Turn the stretch of the listing from its start through the line containing "table-row xyxy=(31,6,522,27)" into a numbered list, leaving out any blank lines.

● ● ● ● ● ● ●

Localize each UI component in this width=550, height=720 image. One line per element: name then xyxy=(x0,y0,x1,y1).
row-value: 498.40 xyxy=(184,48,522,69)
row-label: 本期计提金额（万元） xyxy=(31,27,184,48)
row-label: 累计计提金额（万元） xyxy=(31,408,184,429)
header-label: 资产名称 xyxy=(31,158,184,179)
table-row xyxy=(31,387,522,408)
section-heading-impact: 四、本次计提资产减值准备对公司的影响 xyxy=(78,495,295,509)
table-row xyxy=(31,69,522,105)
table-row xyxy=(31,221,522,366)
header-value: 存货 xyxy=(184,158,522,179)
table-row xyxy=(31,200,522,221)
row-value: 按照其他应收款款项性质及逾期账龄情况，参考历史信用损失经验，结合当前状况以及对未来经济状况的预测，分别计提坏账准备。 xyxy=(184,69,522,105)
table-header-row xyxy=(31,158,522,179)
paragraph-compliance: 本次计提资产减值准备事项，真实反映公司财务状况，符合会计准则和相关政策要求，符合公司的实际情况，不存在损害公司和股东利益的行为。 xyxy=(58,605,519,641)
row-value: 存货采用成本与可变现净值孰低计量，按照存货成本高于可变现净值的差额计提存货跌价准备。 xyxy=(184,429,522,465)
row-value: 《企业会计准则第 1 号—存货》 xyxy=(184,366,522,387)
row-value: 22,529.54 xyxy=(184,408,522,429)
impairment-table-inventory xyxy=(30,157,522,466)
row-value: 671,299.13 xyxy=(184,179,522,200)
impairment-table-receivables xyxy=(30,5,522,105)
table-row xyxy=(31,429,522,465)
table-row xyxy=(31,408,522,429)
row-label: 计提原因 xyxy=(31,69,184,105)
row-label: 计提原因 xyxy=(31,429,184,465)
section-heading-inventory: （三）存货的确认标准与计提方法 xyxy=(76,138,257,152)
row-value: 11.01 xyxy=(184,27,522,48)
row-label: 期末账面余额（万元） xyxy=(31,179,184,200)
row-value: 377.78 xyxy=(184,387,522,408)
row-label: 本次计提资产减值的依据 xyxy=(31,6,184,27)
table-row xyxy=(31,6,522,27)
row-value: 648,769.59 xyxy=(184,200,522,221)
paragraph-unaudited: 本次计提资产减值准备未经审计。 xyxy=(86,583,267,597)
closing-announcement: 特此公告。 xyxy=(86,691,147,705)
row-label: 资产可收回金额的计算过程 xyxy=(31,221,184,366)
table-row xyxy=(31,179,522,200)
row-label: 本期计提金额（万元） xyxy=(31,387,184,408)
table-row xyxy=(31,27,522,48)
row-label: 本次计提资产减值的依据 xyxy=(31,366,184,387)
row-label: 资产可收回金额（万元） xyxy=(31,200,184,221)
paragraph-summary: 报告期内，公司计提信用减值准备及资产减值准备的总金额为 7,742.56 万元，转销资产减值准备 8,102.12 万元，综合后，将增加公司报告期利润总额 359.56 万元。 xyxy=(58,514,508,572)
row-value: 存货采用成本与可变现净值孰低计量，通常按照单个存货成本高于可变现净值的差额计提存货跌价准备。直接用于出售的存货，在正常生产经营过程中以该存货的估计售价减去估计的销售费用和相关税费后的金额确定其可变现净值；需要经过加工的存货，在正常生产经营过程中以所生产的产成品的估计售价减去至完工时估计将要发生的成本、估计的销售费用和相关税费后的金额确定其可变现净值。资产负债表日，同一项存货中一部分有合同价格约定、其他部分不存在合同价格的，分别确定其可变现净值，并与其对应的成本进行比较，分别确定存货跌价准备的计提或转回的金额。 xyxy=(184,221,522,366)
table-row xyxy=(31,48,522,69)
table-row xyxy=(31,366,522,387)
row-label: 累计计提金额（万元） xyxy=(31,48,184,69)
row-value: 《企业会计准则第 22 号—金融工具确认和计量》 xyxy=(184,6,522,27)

● ● ● ● ● ● ●

▶ Output of the exercise:
1. Localize each UI component in this width=550, height=720 image. One line per element: name then xyxy=(x0,y0,x1,y1).
2. row-value: 498.40 xyxy=(184,48,522,69)
3. row-label: 本期计提金额（万元） xyxy=(31,27,184,48)
4. row-label: 累计计提金额（万元） xyxy=(31,408,184,429)
5. header-label: 资产名称 xyxy=(31,158,184,179)
6. table-row xyxy=(31,387,522,408)
7. section-heading-impact: 四、本次计提资产减值准备对公司的影响 xyxy=(78,495,295,509)
8. table-row xyxy=(31,69,522,105)
9. table-row xyxy=(31,221,522,366)
10. header-value: 存货 xyxy=(184,158,522,179)
11. table-row xyxy=(31,200,522,221)
12. row-value: 按照其他应收款款项性质及逾期账龄情况，参考历史信用损失经验，结合当前状况以及对未来经济状况的预测，分别计提坏账准备。 xyxy=(184,69,522,105)
13. table-header-row xyxy=(31,158,522,179)
14. paragraph-compliance: 本次计提资产减值准备事项，真实反映公司财务状况，符合会计准则和相关政策要求，符合公司的实际情况，不存在损害公司和股东利益的行为。 xyxy=(58,605,519,641)
15. row-value: 存货采用成本与可变现净值孰低计量，按照存货成本高于可变现净值的差额计提存货跌价准备。 xyxy=(184,429,522,465)
16. row-value: 《企业会计准则第 1 号—存货》 xyxy=(184,366,522,387)
17. row-value: 22,529.54 xyxy=(184,408,522,429)
18. impairment-table-inventory xyxy=(30,157,522,466)
19. row-value: 671,299.13 xyxy=(184,179,522,200)
20. impairment-table-receivables xyxy=(30,5,522,105)
21. table-row xyxy=(31,429,522,465)
22. table-row xyxy=(31,408,522,429)
23. row-label: 计提原因 xyxy=(31,69,184,105)
24. row-label: 计提原因 xyxy=(31,429,184,465)
25. section-heading-inventory: （三）存货的确认标准与计提方法 xyxy=(76,138,257,152)
26. row-value: 11.01 xyxy=(184,27,522,48)
27. row-label: 期末账面余额（万元） xyxy=(31,179,184,200)
28. row-value: 377.78 xyxy=(184,387,522,408)
29. row-label: 本次计提资产减值的依据 xyxy=(31,6,184,27)
30. table-row xyxy=(31,6,522,27)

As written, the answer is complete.